(Dataset records)
-- START --
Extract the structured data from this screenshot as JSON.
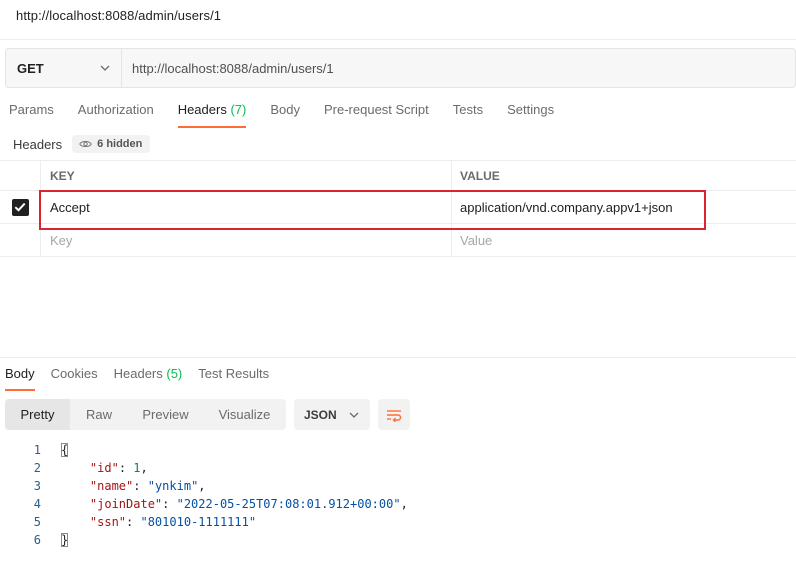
{
  "request": {
    "title": "http://localhost:8088/admin/users/1",
    "method": "GET",
    "url": "http://localhost:8088/admin/users/1"
  },
  "request_tabs": [
    {
      "label": "Params"
    },
    {
      "label": "Authorization"
    },
    {
      "label": "Headers",
      "count": "(7)"
    },
    {
      "label": "Body"
    },
    {
      "label": "Pre-request Script"
    },
    {
      "label": "Tests"
    },
    {
      "label": "Settings"
    }
  ],
  "headers_section": {
    "label": "Headers",
    "hidden_label": "6 hidden"
  },
  "headers_table": {
    "columns": [
      "KEY",
      "VALUE"
    ],
    "rows": [
      {
        "checked": true,
        "key": "Accept",
        "value": "application/vnd.company.appv1+json"
      }
    ],
    "key_placeholder": "Key",
    "value_placeholder": "Value"
  },
  "response_tabs": [
    {
      "label": "Body"
    },
    {
      "label": "Cookies"
    },
    {
      "label": "Headers",
      "count": "(5)"
    },
    {
      "label": "Test Results"
    }
  ],
  "view_modes": [
    "Pretty",
    "Raw",
    "Preview",
    "Visualize"
  ],
  "format": "JSON",
  "code": {
    "line_numbers": [
      "1",
      "2",
      "3",
      "4",
      "5",
      "6"
    ],
    "open_brace": "{",
    "close_brace": "}",
    "fields": [
      {
        "key": "\"id\"",
        "sep": ": ",
        "value": "1",
        "type": "number",
        "trail": ","
      },
      {
        "key": "\"name\"",
        "sep": ": ",
        "value": "\"ynkim\"",
        "type": "string",
        "trail": ","
      },
      {
        "key": "\"joinDate\"",
        "sep": ": ",
        "value": "\"2022-05-25T07:08:01.912+00:00\"",
        "type": "string",
        "trail": ","
      },
      {
        "key": "\"ssn\"",
        "sep": ": ",
        "value": "\"801010-1111111\"",
        "type": "string",
        "trail": ""
      }
    ]
  },
  "colors": {
    "accent": "#ff6c37",
    "count_green": "#0cbb52",
    "highlight_red": "#d9252f"
  }
}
-- END --
▶ [Work to complete] Determine how many lines in the listing above hold the word "users", answering with the number only.

▶ [Complete answer] 2